TASK TO CARRY OUT: Go through the records and extract every line with the word "this".

GIVEN DATA:
* start *

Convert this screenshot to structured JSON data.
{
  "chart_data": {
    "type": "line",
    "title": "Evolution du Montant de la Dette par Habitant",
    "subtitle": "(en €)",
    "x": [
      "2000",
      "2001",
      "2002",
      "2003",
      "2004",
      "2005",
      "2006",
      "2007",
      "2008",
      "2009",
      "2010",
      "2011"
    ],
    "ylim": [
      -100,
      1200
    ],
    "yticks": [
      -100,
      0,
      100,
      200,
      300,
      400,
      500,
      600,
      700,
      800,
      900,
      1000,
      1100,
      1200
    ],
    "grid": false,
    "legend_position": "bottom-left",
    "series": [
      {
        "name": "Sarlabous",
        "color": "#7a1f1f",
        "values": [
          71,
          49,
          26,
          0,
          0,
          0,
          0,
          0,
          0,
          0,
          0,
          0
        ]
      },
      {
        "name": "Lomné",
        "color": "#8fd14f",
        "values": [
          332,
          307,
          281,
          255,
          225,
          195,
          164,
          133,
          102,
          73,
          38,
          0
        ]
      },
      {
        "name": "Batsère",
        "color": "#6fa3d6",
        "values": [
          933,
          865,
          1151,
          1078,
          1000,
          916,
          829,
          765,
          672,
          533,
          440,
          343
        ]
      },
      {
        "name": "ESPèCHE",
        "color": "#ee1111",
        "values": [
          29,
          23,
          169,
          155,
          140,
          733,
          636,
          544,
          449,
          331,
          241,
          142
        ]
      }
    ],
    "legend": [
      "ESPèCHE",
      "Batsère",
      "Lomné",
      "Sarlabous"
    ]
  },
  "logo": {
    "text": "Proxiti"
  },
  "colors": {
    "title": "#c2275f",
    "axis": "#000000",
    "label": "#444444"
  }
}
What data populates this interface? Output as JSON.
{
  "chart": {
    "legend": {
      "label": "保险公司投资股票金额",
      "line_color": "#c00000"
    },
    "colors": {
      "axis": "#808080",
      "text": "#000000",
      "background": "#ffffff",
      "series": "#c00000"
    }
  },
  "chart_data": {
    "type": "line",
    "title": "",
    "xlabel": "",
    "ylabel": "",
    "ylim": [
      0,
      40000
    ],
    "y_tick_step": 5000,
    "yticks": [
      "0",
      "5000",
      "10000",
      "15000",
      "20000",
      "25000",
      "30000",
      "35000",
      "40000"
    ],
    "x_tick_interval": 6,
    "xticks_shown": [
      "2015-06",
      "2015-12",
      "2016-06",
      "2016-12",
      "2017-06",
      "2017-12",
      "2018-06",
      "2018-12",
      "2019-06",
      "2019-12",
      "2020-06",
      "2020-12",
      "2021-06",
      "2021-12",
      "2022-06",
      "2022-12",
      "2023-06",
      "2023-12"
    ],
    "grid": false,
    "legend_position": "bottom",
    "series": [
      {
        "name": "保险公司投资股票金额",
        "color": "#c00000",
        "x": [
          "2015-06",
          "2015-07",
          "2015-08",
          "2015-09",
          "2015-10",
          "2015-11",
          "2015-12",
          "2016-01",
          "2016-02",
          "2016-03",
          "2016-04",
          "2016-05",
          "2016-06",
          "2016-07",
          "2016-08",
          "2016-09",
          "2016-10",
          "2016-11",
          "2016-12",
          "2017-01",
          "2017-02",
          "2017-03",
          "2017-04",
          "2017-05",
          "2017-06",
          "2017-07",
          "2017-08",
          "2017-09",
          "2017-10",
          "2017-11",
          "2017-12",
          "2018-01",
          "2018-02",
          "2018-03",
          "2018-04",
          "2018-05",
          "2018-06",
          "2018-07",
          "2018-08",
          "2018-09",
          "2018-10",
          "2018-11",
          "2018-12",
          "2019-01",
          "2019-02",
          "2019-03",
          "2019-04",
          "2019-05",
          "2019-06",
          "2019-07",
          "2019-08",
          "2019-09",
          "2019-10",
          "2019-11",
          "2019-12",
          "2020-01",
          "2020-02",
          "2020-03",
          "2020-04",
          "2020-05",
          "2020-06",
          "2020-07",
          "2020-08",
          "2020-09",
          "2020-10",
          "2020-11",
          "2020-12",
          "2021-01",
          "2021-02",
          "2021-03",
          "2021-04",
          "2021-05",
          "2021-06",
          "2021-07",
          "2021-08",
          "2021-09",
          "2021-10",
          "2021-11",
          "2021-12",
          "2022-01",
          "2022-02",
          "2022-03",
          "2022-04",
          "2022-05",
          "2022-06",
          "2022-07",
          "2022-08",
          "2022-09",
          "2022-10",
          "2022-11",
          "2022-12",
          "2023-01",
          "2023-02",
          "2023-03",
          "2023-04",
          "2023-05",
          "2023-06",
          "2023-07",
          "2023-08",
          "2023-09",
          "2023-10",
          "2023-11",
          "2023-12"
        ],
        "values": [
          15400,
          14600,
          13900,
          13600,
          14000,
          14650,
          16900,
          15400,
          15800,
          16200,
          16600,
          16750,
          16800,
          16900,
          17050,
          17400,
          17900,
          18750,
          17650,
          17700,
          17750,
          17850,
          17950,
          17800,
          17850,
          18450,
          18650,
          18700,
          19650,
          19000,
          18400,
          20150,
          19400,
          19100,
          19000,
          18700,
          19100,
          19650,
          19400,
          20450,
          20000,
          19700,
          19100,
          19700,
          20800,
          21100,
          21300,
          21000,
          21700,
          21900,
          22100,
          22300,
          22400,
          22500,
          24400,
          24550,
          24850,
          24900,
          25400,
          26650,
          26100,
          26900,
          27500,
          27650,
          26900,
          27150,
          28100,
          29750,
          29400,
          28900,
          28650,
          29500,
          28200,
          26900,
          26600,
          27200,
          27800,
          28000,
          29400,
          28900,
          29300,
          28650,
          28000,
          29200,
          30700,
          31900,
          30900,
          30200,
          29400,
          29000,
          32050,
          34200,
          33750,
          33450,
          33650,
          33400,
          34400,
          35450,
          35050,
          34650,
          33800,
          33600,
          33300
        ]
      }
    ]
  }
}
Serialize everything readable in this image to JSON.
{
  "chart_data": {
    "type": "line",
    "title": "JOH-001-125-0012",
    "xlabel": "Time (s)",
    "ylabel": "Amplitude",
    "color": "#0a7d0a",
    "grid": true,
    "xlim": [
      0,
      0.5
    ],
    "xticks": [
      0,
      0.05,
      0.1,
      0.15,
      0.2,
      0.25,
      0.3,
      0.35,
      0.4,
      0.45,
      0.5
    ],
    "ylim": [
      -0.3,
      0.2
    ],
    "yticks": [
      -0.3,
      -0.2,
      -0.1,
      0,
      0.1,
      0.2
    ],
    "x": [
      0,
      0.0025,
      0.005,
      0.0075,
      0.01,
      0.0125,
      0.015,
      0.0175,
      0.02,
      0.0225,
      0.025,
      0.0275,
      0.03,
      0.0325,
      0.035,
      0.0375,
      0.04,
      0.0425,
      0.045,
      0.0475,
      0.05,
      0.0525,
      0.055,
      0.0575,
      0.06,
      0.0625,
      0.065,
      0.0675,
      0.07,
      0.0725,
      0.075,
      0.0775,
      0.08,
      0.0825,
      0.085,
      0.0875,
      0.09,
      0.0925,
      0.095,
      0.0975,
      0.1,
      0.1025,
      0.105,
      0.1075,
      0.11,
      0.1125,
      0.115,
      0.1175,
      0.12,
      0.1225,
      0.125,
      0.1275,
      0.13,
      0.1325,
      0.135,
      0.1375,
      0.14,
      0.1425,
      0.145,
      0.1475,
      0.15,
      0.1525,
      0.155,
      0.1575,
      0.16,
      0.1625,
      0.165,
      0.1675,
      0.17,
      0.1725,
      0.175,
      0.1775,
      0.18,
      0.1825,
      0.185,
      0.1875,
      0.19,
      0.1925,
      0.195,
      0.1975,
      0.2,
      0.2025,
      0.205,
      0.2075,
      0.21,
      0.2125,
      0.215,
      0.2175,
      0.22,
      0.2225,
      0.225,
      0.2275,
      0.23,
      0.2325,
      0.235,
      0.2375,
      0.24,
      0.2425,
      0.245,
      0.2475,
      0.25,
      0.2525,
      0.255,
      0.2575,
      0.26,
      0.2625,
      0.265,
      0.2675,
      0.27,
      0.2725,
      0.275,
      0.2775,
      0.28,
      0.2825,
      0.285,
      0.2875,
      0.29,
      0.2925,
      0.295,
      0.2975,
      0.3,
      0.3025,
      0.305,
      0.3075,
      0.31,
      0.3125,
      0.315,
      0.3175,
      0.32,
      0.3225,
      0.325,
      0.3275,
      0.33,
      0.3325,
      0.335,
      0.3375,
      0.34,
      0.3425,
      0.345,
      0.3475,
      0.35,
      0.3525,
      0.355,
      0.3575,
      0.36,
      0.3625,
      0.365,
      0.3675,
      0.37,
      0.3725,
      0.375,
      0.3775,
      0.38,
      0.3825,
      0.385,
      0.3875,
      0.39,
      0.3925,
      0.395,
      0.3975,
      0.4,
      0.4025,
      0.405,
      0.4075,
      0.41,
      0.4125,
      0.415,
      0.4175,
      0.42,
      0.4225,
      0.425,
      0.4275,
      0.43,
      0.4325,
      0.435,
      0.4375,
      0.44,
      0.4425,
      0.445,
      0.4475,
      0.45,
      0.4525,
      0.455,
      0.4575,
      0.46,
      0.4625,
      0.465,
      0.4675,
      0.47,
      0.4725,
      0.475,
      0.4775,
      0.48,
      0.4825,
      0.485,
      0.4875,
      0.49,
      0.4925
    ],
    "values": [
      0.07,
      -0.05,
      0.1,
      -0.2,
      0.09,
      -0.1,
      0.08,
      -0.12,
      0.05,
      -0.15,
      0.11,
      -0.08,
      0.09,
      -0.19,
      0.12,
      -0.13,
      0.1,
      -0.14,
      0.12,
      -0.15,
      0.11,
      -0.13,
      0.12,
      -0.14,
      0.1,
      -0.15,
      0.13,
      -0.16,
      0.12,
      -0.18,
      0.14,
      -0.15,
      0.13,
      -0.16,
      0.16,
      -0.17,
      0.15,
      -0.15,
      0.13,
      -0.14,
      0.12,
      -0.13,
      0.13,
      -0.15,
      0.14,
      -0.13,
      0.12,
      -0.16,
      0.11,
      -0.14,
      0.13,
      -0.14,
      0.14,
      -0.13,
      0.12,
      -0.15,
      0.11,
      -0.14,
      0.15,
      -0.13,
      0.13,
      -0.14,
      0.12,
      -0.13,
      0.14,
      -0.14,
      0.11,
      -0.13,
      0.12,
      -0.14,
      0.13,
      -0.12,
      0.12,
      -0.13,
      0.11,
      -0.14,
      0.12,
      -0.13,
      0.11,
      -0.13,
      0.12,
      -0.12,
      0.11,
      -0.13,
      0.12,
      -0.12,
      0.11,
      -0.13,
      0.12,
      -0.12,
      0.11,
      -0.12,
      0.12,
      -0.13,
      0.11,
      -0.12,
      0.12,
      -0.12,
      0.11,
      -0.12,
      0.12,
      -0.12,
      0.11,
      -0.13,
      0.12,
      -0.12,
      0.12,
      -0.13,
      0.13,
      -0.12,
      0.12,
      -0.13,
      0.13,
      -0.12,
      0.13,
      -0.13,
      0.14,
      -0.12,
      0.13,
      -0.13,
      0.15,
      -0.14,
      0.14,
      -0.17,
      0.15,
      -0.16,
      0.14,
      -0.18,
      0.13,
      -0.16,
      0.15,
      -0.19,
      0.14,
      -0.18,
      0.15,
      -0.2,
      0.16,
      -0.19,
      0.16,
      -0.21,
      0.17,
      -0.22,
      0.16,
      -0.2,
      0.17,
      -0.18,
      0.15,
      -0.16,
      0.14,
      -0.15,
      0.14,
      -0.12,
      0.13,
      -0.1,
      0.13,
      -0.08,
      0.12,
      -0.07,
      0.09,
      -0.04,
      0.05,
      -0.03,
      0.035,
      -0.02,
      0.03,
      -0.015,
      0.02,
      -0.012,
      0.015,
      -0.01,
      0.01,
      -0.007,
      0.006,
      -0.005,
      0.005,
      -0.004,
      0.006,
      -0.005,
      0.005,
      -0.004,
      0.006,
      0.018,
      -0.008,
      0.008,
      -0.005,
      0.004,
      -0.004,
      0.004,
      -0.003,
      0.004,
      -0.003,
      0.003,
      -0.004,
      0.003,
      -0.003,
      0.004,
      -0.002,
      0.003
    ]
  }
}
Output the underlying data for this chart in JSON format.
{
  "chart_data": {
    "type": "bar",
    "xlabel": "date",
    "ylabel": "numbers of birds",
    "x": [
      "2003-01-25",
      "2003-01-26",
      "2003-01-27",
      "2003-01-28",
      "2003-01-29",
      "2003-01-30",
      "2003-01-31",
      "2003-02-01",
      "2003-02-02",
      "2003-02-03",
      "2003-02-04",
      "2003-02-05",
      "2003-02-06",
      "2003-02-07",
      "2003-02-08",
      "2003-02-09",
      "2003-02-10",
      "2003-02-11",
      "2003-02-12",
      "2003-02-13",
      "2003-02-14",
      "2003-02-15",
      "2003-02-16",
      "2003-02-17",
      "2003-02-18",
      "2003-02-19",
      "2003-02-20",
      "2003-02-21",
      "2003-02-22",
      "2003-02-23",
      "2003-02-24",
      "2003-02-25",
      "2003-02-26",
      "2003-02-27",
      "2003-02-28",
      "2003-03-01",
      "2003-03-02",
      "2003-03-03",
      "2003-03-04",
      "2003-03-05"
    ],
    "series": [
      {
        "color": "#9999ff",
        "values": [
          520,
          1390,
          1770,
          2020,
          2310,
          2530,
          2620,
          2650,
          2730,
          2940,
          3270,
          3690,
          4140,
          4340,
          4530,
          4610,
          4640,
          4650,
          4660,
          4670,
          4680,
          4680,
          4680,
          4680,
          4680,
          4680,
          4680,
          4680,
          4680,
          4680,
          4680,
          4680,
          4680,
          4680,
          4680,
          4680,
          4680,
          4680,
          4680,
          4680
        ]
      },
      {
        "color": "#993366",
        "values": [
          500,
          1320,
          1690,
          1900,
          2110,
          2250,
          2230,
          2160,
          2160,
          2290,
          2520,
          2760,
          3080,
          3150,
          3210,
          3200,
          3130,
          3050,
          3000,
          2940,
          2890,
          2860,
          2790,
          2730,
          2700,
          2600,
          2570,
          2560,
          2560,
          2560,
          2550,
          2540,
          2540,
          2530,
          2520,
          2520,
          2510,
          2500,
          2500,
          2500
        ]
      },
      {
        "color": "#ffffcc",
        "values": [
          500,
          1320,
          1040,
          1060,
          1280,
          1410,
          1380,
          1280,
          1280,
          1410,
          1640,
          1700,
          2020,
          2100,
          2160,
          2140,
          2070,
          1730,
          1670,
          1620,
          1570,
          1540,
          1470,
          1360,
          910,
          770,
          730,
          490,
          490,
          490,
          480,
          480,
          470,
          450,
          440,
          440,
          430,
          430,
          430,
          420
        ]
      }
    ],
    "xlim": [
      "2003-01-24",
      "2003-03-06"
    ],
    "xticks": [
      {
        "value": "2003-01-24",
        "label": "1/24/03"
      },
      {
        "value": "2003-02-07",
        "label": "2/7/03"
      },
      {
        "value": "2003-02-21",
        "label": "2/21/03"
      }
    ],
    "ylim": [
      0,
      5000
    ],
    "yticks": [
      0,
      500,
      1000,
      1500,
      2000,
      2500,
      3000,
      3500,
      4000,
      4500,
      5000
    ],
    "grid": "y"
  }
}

* end *

EXERCISE RESULT:
Convert this screenshot to structured JSON data.
What data populates this interface? Output as JSON.
Serialize everything readable in this image to JSON.
Output the underlying data for this chart in JSON format.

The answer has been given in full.